● Brief:
Gather up the lines with the word "βούλομαι" in them.

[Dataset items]
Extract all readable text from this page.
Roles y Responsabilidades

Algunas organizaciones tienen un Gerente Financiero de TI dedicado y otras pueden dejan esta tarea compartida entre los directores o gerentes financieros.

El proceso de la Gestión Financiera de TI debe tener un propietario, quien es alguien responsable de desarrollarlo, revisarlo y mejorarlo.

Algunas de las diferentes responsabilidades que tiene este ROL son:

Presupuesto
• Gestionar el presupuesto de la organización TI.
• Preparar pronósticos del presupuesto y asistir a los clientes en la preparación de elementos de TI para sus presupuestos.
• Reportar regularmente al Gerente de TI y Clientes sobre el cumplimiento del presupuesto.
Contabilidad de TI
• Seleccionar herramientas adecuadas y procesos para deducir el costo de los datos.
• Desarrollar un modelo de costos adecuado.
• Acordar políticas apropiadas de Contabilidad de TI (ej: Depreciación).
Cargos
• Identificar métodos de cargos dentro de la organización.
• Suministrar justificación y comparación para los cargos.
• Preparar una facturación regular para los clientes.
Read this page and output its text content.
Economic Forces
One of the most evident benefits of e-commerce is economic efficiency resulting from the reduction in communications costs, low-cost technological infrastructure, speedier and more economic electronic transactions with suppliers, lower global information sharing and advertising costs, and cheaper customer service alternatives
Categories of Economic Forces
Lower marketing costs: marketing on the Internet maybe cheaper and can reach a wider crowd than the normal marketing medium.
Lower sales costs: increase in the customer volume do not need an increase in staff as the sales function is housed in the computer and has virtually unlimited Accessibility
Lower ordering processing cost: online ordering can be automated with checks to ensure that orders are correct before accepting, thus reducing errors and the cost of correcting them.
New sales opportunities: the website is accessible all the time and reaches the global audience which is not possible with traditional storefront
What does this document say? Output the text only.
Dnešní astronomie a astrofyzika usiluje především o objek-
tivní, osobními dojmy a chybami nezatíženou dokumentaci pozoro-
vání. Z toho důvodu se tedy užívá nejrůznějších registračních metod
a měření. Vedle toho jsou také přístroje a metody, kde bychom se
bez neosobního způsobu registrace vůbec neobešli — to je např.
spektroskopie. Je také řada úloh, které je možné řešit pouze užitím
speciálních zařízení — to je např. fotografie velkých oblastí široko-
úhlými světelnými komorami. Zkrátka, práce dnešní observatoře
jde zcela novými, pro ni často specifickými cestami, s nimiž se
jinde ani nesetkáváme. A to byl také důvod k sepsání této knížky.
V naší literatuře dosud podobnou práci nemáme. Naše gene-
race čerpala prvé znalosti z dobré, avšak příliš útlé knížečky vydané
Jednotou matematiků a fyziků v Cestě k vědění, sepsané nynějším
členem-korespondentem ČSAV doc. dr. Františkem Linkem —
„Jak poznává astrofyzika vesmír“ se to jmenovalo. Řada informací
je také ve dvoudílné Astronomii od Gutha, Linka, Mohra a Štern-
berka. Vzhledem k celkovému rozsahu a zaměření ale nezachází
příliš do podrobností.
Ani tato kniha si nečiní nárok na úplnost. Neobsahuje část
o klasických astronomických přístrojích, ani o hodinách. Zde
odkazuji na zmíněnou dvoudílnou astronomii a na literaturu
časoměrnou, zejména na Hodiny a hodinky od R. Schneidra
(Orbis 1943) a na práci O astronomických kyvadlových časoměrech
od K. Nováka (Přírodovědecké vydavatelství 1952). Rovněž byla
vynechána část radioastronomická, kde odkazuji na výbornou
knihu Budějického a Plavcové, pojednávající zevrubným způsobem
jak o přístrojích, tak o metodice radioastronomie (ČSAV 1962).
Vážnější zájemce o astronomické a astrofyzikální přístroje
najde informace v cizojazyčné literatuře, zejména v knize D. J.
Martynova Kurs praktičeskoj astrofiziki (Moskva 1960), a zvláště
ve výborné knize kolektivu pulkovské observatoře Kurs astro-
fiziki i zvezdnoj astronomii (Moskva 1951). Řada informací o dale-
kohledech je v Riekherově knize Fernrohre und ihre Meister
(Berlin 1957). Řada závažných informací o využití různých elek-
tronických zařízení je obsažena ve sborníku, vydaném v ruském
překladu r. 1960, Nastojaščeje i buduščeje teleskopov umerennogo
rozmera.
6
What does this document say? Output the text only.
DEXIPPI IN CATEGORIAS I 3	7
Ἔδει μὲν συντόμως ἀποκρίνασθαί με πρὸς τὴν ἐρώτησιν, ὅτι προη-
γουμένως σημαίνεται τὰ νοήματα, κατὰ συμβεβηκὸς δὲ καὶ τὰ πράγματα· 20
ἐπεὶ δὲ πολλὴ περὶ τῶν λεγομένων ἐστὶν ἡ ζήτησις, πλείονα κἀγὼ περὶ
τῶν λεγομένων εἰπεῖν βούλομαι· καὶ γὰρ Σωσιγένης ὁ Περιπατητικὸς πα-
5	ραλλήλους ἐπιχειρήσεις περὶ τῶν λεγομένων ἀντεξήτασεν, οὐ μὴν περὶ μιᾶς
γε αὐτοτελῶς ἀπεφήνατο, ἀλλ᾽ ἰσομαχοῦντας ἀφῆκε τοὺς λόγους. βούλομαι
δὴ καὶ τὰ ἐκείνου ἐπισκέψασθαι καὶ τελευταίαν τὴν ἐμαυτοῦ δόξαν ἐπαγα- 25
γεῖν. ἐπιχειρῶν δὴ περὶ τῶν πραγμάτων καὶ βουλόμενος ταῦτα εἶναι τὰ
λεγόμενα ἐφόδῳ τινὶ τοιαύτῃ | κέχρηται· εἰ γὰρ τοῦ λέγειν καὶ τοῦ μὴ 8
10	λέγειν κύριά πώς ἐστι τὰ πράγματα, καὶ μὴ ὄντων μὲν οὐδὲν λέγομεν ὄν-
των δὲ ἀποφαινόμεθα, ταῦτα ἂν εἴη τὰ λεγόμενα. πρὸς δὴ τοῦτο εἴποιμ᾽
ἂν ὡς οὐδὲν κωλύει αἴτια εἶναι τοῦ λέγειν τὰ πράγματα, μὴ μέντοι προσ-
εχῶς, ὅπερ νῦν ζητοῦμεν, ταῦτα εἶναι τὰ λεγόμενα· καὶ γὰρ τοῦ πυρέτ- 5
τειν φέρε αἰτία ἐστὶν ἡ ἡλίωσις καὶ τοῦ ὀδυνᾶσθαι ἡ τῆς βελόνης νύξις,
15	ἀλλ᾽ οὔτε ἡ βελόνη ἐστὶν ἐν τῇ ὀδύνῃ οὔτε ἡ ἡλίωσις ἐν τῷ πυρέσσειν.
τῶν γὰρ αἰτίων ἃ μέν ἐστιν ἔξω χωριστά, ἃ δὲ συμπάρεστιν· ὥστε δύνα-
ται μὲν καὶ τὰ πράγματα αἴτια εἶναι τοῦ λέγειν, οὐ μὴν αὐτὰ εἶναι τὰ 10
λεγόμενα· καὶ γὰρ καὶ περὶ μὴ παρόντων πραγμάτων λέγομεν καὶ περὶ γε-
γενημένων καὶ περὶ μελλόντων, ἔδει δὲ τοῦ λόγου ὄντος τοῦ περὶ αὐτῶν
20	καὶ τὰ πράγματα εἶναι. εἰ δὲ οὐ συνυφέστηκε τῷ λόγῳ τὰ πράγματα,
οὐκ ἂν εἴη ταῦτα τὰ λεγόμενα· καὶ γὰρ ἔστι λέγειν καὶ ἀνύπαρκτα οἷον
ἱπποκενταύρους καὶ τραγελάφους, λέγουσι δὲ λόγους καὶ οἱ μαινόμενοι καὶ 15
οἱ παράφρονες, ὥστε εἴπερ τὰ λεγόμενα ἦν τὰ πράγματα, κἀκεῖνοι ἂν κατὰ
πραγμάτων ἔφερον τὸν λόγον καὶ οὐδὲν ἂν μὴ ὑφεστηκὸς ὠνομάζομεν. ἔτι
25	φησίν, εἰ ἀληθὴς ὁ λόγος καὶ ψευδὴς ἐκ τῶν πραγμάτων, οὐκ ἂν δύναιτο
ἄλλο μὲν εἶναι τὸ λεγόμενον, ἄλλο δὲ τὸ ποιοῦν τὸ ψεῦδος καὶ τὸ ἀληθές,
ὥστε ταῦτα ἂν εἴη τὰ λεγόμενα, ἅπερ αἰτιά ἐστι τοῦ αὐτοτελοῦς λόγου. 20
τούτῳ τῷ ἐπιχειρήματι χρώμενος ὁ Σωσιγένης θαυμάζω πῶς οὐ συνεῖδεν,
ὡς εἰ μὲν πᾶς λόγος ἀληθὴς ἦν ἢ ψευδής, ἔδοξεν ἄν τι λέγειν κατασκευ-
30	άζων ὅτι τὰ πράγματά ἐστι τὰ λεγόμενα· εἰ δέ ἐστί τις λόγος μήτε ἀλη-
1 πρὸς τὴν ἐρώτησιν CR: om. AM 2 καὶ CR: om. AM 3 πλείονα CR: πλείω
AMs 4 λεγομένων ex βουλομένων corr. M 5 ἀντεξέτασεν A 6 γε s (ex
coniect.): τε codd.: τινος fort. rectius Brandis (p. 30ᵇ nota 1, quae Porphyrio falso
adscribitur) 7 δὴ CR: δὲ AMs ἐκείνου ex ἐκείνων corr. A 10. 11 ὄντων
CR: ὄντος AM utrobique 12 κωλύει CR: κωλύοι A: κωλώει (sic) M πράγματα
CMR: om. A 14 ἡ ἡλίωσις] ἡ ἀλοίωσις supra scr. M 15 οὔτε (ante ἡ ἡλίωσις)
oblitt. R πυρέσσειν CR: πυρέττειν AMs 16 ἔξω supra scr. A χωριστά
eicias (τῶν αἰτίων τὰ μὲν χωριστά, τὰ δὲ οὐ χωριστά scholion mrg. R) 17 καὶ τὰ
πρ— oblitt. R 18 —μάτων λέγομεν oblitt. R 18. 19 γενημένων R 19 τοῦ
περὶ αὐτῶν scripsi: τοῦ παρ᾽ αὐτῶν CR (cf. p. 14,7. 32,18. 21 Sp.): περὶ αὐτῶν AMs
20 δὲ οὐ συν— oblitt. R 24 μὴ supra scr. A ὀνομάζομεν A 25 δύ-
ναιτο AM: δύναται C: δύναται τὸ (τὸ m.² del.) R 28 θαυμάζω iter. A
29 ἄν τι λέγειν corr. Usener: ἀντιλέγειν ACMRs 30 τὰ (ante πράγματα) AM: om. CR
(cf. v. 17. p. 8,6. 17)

● Answer:
τῶν λεγομένων εἰπεῖν βούλομαι· καὶ γὰρ Σωσιγένης ὁ Περιπατητικὸς πα-
γε αὐτοτελῶς ἀπεφήνατο, ἀλλ᾽ ἰσομαχοῦντας ἀφῆκε τοὺς λόγους. βούλομαι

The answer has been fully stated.